Directions for this task:
Please pull out the entries below verbatim, starting at the first line and stopping after the line that contains "listen-label-2: The Nights".

+++ Raw records

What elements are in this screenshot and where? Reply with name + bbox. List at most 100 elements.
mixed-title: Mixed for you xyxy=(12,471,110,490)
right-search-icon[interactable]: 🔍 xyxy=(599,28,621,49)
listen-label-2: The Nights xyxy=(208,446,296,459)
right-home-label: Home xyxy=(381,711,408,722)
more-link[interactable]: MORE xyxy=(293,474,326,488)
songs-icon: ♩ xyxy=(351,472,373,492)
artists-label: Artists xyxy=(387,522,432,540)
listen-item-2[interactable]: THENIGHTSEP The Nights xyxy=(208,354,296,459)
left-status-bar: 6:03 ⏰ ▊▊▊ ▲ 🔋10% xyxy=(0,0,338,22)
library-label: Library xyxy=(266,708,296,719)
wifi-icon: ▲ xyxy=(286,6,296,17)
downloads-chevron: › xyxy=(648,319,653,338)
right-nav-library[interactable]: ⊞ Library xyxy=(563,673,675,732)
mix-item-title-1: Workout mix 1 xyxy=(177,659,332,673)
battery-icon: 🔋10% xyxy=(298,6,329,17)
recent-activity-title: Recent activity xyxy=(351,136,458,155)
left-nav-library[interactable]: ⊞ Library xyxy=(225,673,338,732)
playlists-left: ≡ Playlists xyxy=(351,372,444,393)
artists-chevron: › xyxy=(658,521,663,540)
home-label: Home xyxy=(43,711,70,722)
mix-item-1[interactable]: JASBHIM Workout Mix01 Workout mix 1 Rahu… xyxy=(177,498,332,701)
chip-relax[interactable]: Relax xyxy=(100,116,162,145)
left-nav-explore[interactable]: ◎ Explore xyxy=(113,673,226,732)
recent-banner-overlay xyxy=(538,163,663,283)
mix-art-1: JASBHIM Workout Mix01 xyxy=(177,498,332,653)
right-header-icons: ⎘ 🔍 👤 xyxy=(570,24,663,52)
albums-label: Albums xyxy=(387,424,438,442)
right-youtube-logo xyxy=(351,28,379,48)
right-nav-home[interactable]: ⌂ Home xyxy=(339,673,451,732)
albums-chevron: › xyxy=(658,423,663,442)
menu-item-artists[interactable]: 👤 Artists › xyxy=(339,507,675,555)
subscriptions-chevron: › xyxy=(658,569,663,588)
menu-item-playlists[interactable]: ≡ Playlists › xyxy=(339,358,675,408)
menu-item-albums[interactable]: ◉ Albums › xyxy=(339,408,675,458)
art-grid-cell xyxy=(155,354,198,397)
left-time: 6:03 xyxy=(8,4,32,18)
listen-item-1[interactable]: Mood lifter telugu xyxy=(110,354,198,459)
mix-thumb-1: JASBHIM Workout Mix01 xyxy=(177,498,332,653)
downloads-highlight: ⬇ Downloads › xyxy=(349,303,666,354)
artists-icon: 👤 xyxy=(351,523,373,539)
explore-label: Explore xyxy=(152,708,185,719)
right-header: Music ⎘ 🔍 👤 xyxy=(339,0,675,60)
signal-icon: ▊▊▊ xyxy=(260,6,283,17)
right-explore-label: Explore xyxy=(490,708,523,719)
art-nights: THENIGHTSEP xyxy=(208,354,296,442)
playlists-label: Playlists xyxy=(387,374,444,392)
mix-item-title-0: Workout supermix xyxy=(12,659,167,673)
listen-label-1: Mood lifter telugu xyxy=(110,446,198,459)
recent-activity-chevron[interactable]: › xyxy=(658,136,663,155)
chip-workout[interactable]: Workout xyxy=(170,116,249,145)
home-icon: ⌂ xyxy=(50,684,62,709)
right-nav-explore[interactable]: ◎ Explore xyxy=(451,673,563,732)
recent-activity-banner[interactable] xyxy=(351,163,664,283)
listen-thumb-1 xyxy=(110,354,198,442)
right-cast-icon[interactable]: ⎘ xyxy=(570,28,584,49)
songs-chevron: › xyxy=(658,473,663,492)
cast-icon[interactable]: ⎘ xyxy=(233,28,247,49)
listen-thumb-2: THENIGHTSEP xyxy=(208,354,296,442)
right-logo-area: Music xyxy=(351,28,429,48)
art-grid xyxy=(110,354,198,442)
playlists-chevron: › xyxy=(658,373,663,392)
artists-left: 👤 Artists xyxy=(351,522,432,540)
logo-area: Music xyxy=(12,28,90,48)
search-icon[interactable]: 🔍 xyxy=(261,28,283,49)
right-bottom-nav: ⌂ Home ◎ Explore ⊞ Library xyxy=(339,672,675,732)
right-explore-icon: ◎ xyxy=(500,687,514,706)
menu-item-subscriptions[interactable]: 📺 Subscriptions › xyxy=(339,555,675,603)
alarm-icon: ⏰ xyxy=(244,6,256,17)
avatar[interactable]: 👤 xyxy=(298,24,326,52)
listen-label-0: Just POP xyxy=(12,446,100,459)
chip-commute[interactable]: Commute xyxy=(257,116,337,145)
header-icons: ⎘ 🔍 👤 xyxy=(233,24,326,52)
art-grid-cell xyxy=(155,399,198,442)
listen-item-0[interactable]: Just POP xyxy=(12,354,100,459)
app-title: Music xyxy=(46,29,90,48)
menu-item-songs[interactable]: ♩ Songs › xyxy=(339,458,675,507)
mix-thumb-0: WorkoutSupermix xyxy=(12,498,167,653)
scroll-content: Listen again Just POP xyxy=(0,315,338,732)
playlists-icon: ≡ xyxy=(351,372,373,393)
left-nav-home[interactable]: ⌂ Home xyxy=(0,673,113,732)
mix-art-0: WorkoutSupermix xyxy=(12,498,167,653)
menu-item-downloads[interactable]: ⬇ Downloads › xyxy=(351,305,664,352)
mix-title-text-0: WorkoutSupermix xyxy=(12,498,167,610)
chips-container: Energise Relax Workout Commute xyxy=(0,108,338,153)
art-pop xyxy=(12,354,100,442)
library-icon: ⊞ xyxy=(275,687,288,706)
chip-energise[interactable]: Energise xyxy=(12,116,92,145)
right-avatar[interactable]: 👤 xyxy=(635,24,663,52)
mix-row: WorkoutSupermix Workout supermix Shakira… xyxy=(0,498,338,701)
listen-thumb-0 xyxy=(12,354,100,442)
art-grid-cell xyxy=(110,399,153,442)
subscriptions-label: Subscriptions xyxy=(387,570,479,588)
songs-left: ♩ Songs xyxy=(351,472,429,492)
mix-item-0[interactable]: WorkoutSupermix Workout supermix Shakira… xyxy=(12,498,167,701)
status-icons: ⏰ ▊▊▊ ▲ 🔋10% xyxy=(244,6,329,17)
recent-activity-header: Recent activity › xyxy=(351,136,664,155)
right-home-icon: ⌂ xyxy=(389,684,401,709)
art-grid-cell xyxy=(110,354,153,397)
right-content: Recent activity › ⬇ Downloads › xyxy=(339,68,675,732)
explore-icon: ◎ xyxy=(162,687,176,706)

++++++

The answer:
What elements are in this screenshot and where? Reply with name + bbox. List at most 100 elements.
mixed-title: Mixed for you xyxy=(12,471,110,490)
right-search-icon[interactable]: 🔍 xyxy=(599,28,621,49)
listen-label-2: The Nights xyxy=(208,446,296,459)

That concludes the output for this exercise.